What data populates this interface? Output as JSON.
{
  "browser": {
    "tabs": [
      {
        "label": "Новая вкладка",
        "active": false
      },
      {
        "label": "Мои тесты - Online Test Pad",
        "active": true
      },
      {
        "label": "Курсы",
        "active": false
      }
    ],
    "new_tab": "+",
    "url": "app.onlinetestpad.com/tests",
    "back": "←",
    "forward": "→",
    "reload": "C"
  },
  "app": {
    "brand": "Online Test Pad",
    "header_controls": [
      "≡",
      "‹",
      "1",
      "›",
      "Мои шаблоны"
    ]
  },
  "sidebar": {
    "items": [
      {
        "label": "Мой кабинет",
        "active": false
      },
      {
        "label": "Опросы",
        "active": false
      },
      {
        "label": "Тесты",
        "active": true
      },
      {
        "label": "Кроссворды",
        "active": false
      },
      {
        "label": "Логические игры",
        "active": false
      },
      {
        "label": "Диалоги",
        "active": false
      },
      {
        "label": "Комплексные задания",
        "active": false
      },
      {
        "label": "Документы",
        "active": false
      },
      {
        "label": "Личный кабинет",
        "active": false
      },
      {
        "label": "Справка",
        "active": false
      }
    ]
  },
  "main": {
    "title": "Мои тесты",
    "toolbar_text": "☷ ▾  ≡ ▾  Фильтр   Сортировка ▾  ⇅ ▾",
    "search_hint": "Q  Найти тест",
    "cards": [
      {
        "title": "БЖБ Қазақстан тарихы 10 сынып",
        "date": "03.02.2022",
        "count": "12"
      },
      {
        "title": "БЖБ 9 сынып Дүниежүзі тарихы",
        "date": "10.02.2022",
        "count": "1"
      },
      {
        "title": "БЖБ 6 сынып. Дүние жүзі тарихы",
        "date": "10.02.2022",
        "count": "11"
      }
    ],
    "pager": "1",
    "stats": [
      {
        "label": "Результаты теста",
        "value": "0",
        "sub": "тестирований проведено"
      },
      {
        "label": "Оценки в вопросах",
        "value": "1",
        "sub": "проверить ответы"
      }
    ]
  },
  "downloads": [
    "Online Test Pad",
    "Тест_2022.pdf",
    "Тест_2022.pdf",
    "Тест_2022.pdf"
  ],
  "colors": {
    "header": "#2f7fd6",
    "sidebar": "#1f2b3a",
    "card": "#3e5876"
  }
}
● ● ● ● ● ● ●
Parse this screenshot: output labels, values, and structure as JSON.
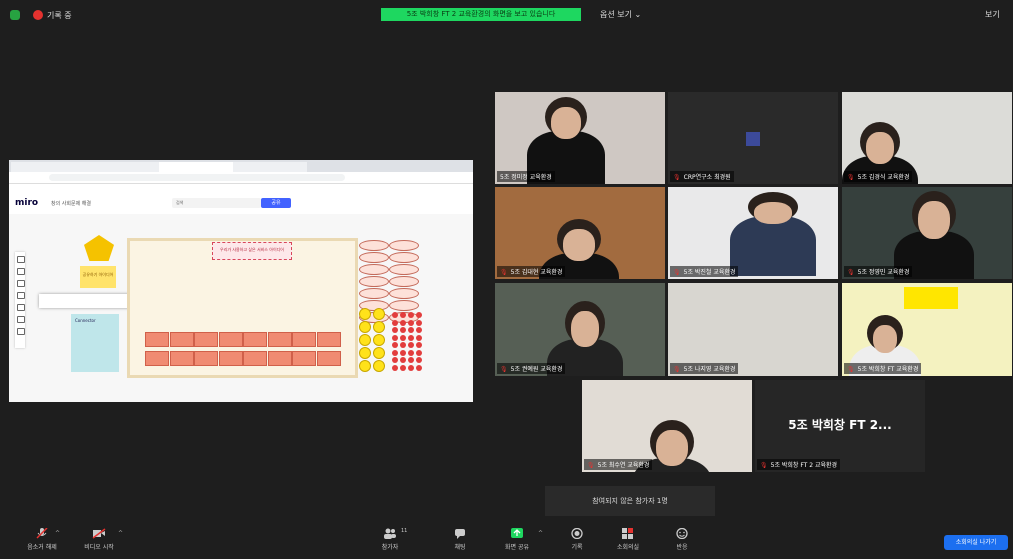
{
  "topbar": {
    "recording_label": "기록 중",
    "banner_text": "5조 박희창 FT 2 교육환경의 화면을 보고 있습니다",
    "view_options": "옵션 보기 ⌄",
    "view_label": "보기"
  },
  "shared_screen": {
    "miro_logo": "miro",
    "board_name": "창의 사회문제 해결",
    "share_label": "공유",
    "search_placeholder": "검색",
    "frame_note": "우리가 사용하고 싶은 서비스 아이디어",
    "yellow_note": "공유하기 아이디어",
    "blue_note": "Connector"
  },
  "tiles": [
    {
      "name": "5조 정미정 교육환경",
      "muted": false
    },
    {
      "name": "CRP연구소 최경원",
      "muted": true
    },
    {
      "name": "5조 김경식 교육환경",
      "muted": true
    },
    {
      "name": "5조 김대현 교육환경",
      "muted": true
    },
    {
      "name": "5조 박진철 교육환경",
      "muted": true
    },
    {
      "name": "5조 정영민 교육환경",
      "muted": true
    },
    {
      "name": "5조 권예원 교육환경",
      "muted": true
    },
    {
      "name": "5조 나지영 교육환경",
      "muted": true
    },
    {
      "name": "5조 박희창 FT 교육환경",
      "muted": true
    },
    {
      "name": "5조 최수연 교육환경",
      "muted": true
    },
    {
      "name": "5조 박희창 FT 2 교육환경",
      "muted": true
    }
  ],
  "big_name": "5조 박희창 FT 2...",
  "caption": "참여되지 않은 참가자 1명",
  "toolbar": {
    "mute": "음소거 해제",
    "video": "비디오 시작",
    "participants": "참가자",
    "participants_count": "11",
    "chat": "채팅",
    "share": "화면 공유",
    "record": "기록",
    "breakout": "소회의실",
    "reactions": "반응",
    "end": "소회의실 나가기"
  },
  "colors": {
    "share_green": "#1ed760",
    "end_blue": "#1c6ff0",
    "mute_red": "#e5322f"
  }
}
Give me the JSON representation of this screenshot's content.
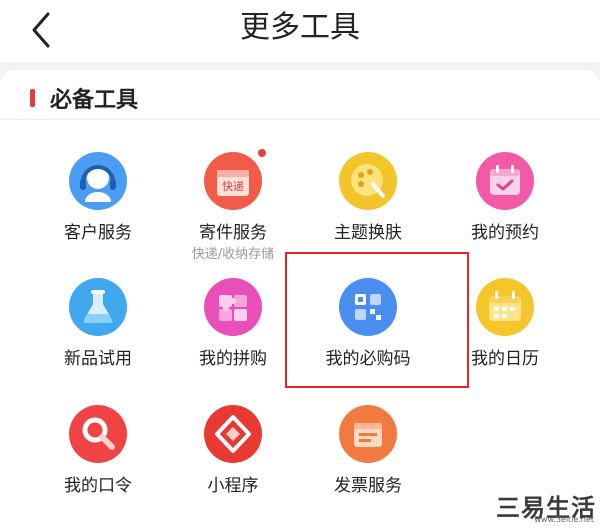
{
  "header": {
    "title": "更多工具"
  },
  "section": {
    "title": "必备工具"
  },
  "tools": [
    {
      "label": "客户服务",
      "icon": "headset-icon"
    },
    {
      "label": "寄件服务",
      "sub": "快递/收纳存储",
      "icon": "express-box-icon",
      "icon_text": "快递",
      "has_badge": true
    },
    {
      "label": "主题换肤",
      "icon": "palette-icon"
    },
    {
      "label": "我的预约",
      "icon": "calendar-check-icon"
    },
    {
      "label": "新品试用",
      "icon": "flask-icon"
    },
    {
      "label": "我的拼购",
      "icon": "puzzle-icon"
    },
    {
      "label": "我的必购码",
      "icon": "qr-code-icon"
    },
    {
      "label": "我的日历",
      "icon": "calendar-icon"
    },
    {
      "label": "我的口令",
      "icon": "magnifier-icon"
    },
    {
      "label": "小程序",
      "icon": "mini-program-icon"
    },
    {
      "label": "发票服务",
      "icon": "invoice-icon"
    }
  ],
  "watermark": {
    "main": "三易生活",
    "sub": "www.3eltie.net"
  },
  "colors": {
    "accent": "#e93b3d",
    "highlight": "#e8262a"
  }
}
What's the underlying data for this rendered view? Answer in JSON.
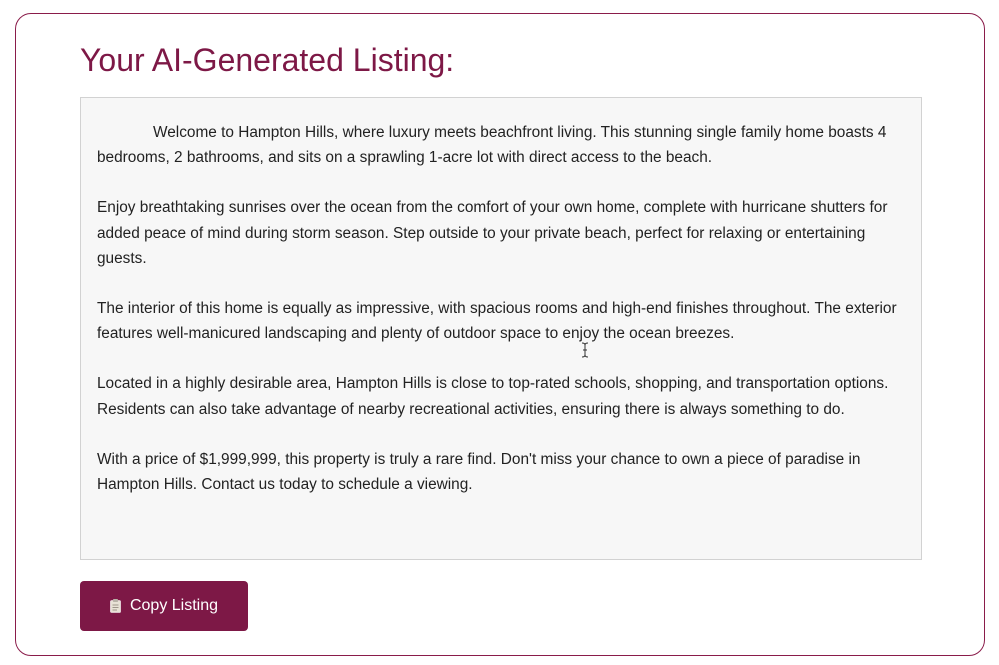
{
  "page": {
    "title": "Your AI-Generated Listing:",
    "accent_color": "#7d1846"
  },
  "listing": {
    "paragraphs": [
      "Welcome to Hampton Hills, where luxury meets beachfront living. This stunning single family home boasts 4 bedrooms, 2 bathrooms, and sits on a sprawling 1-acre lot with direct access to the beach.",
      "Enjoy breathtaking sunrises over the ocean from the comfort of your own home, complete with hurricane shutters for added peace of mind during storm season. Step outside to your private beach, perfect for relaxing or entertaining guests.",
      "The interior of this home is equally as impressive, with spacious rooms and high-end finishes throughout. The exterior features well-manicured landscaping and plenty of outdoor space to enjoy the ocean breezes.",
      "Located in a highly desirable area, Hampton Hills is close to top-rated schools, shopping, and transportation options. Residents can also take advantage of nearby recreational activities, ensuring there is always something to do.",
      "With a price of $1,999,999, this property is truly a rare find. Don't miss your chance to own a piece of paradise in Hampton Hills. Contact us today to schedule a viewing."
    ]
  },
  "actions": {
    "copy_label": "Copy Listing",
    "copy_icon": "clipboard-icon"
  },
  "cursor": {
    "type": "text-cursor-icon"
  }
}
● ● ● ● ● ● ●
• [PROBLEM] Return the lines of the records that include the string "Hampton".

• [FINAL RESULT]
      "Welcome to Hampton Hills, where luxury meets beachfront living. This stunning single family home boasts 4 bedrooms, 2 bathrooms, and sits on a sprawling 1-acre lot with direct access to the beach.",
      "Located in a highly desirable area, Hampton Hills is close to top-rated schools, shopping, and transportation options. Residents can also take advantage of nearby recreational activities, ensuring there is always something to do.",
      "With a price of $1,999,999, this property is truly a rare find. Don't miss your chance to own a piece of paradise in Hampton Hills. Contact us today to schedule a viewing."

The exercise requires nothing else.